### [Goal]
Reproduce the listing below line for line, leaving out the pictures.

### [Data shown]
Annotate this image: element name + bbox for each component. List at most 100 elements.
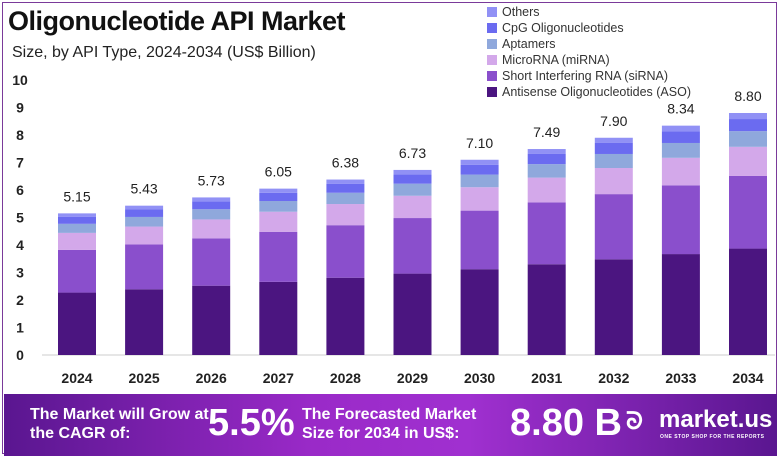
total-label: 6.38 <box>332 155 359 171</box>
bar-segment <box>58 213 96 217</box>
y-tick-label: 9 <box>16 100 24 116</box>
bar-segment <box>594 168 633 195</box>
legend-swatch <box>487 7 497 17</box>
bar-segment <box>326 204 365 226</box>
bar-segment <box>259 211 298 232</box>
y-tick-label: 4 <box>16 237 24 253</box>
bar-segment <box>192 238 231 286</box>
x-tick-label: 2031 <box>531 370 562 386</box>
x-tick-label: 2034 <box>732 370 763 386</box>
bar-segment <box>460 159 499 165</box>
bar-segment <box>58 216 96 224</box>
bar-segment <box>192 285 231 355</box>
legend-item: CpG Oligonucleotides <box>487 20 691 36</box>
bar-segment <box>594 142 633 154</box>
bar-segment <box>661 254 700 355</box>
legend-label: MicroRNA (miRNA) <box>502 53 610 67</box>
y-tick-label: 2 <box>16 292 24 308</box>
bar-segment <box>594 153 633 168</box>
total-label: 5.15 <box>63 188 90 204</box>
bar-segment <box>527 149 566 154</box>
bar-segment <box>192 209 231 220</box>
y-tick-label: 5 <box>16 210 24 226</box>
bar-segment <box>326 277 365 355</box>
x-tick-label: 2027 <box>263 370 294 386</box>
bar-segment <box>393 183 432 196</box>
total-label: 6.05 <box>265 164 292 180</box>
legend-swatch <box>487 55 497 65</box>
bar-segment <box>729 248 767 355</box>
bar-segment <box>259 281 298 355</box>
forecast-text: The Forecasted Market Size for 2034 in U… <box>302 406 477 442</box>
legend-swatch <box>487 71 497 81</box>
bar-segment <box>527 164 566 178</box>
bar-segment <box>259 201 298 212</box>
bar-segment <box>527 264 566 355</box>
bar-segment <box>393 169 432 175</box>
y-tick-label: 6 <box>16 182 24 198</box>
market-us-logo-icon: ᘐ <box>626 408 643 435</box>
bar-segment <box>661 157 700 186</box>
bar-segment <box>460 269 499 355</box>
bar-segment <box>125 209 164 217</box>
legend-item: MicroRNA (miRNA) <box>487 52 691 68</box>
x-tick-label: 2030 <box>464 370 495 386</box>
total-label: 8.80 <box>734 88 761 104</box>
bar-segment <box>58 292 96 355</box>
bar-segment <box>326 183 365 193</box>
legend-label: Short Interfering RNA (siRNA) <box>502 69 669 83</box>
total-label: 5.73 <box>198 172 225 188</box>
bar-segment <box>259 192 298 201</box>
y-tick-label: 1 <box>16 320 24 336</box>
total-label: 7.10 <box>466 135 493 151</box>
legend-label: Aptamers <box>502 37 556 51</box>
summary-banner: The Market will Grow at the CAGR of: 5.5… <box>4 394 777 456</box>
total-label: 5.43 <box>130 181 157 197</box>
bar-segment <box>259 188 298 193</box>
legend-swatch <box>487 39 497 49</box>
cagr-value: 5.5% <box>208 402 295 444</box>
y-tick-label: 7 <box>16 155 24 171</box>
bar-segment <box>125 244 164 290</box>
legend-item: Others <box>487 4 691 20</box>
bar-segment <box>527 153 566 165</box>
bar-segment <box>729 119 767 132</box>
bar-segment <box>460 164 499 175</box>
chart-subtitle: Size, by API Type, 2024-2034 (US$ Billio… <box>12 44 316 61</box>
bar-segment <box>393 174 432 184</box>
legend-label: CpG Oligonucleotides <box>502 21 624 35</box>
legend-item: Antisense Oligonucleotides (ASO) <box>487 84 691 100</box>
bar-segment <box>259 231 298 282</box>
bar-segment <box>393 273 432 355</box>
bar-segment <box>729 131 767 147</box>
bar-segment <box>125 289 164 355</box>
stacked-bar-chart: 0 1 2 3 4 5 6 7 8 9 10 5.15 2024 5.43 2025 5.73 2026 6.05… <box>12 72 775 386</box>
brand-tagline: ONE STOP SHOP FOR THE REPORTS <box>660 434 765 440</box>
total-label: 8.34 <box>667 101 694 117</box>
total-label: 7.90 <box>600 113 627 129</box>
legend-item: Short Interfering RNA (siRNA) <box>487 68 691 84</box>
bar-segment <box>729 113 767 120</box>
bar-segment <box>594 259 633 355</box>
forecast-value: 8.80 B <box>510 402 622 444</box>
bar-segment <box>125 216 164 227</box>
bar-segment <box>729 146 767 176</box>
total-label: 7.49 <box>533 124 560 140</box>
legend-swatch <box>487 23 497 33</box>
cagr-text: The Market will Grow at the CAGR of: <box>30 406 209 442</box>
legend: Others CpG Oligonucleotides Aptamers MicroR… <box>487 4 691 100</box>
bar-segment <box>393 195 432 219</box>
bar-segment <box>326 179 365 184</box>
bar-segment <box>594 194 633 260</box>
bar-segment <box>58 223 96 233</box>
y-tick-label: 3 <box>16 265 24 281</box>
bar-segment <box>460 187 499 211</box>
bar-segment <box>393 218 432 274</box>
y-tick-label: 10 <box>12 72 28 88</box>
x-tick-label: 2024 <box>61 370 92 386</box>
total-label: 6.73 <box>399 145 426 161</box>
x-tick-label: 2025 <box>129 370 160 386</box>
bar-segment <box>125 226 164 245</box>
brand-name: market.us <box>659 406 773 433</box>
bar-segment <box>192 197 231 202</box>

### [Task response]
Annotate this image: element name + bbox for each component. List at most 100 elements.
total-label: 6.38 <box>332 155 359 171</box>
bar-segment <box>58 213 96 217</box>
y-tick-label: 9 <box>16 100 24 116</box>
bar-segment <box>594 168 633 195</box>
legend-swatch <box>487 7 497 17</box>
bar-segment <box>326 204 365 226</box>
bar-segment <box>259 211 298 232</box>
y-tick-label: 4 <box>16 237 24 253</box>
bar-segment <box>192 238 231 286</box>
x-tick-label: 2031 <box>531 370 562 386</box>
x-tick-label: 2034 <box>732 370 763 386</box>
bar-segment <box>460 159 499 165</box>
bar-segment <box>58 216 96 224</box>
bar-segment <box>192 285 231 355</box>
legend-item: CpG Oligonucleotides <box>487 20 691 36</box>
bar-segment <box>594 142 633 154</box>
bar-segment <box>661 254 700 355</box>
legend-label: MicroRNA (miRNA) <box>502 53 610 67</box>
y-tick-label: 2 <box>16 292 24 308</box>
bar-segment <box>594 153 633 168</box>
total-label: 5.15 <box>63 188 90 204</box>
bar-segment <box>527 149 566 154</box>
bar-segment <box>192 209 231 220</box>
y-tick-label: 5 <box>16 210 24 226</box>
bar-segment <box>326 277 365 355</box>
x-tick-label: 2027 <box>263 370 294 386</box>
bar-segment <box>393 183 432 196</box>
total-label: 6.05 <box>265 164 292 180</box>
legend-swatch <box>487 55 497 65</box>
bar-segment <box>729 248 767 355</box>
bar-segment <box>259 281 298 355</box>
forecast-text: The Forecasted Market Size for 2034 in U… <box>302 406 477 442</box>
legend-swatch <box>487 71 497 81</box>
bar-segment <box>527 164 566 178</box>
bar-segment <box>259 201 298 212</box>
bar-segment <box>527 264 566 355</box>
bar-segment <box>393 169 432 175</box>
y-tick-label: 6 <box>16 182 24 198</box>
market-us-logo-icon: ᘐ <box>626 408 643 435</box>
bar-segment <box>661 157 700 186</box>
bar-segment <box>460 269 499 355</box>
bar-segment <box>125 209 164 217</box>
legend-item: MicroRNA (miRNA) <box>487 52 691 68</box>
x-tick-label: 2030 <box>464 370 495 386</box>
total-label: 8.80 <box>734 88 761 104</box>
bar-segment <box>58 292 96 355</box>
bar-segment <box>326 183 365 193</box>
legend-label: Short Interfering RNA (siRNA) <box>502 69 669 83</box>
total-label: 5.73 <box>198 172 225 188</box>
bar-segment <box>259 192 298 201</box>
y-tick-label: 1 <box>16 320 24 336</box>
total-label: 7.10 <box>466 135 493 151</box>
legend-label: Aptamers <box>502 37 556 51</box>
summary-banner: The Market will Grow at the CAGR of: 5.5… <box>4 394 777 456</box>
total-label: 5.43 <box>130 181 157 197</box>
bar-segment <box>259 188 298 193</box>
legend-swatch <box>487 39 497 49</box>
cagr-value: 5.5% <box>208 402 295 444</box>
y-tick-label: 7 <box>16 155 24 171</box>
bar-segment <box>125 244 164 290</box>
legend-item: Others <box>487 4 691 20</box>
bar-segment <box>527 153 566 165</box>
bar-segment <box>729 119 767 132</box>
bar-segment <box>460 164 499 175</box>
chart-subtitle: Size, by API Type, 2024-2034 (US$ Billio… <box>12 44 316 61</box>
bar-segment <box>393 174 432 184</box>
legend-label: CpG Oligonucleotides <box>502 21 624 35</box>
legend-item: Antisense Oligonucleotides (ASO) <box>487 84 691 100</box>
bar-segment <box>259 231 298 282</box>
bar-segment <box>393 273 432 355</box>
bar-segment <box>729 131 767 147</box>
bar-segment <box>125 289 164 355</box>
stacked-bar-chart: 0 1 2 3 4 5 6 7 8 9 10 5.15 2024 5.43 2025 5.73 2026 6.05… <box>12 72 775 386</box>
brand-tagline: ONE STOP SHOP FOR THE REPORTS <box>660 434 765 440</box>
total-label: 8.34 <box>667 101 694 117</box>
total-label: 7.90 <box>600 113 627 129</box>
legend-item: Short Interfering RNA (siRNA) <box>487 68 691 84</box>
bar-segment <box>729 113 767 120</box>
bar-segment <box>594 259 633 355</box>
forecast-value: 8.80 B <box>510 402 622 444</box>
bar-segment <box>125 216 164 227</box>
bar-segment <box>729 146 767 176</box>
total-label: 7.49 <box>533 124 560 140</box>
legend-swatch <box>487 23 497 33</box>
cagr-text: The Market will Grow at the CAGR of: <box>30 406 209 442</box>
legend: Others CpG Oligonucleotides Aptamers MicroR… <box>487 4 691 100</box>
bar-segment <box>393 195 432 219</box>
bar-segment <box>326 179 365 184</box>
bar-segment <box>594 194 633 260</box>
bar-segment <box>58 223 96 233</box>
y-tick-label: 3 <box>16 265 24 281</box>
bar-segment <box>460 187 499 211</box>
bar-segment <box>393 218 432 274</box>
y-tick-label: 10 <box>12 72 28 88</box>
x-tick-label: 2024 <box>61 370 92 386</box>
total-label: 6.73 <box>399 145 426 161</box>
x-tick-label: 2025 <box>129 370 160 386</box>
bar-segment <box>125 226 164 245</box>
brand-name: market.us <box>659 406 773 433</box>
bar-segment <box>192 197 231 202</box>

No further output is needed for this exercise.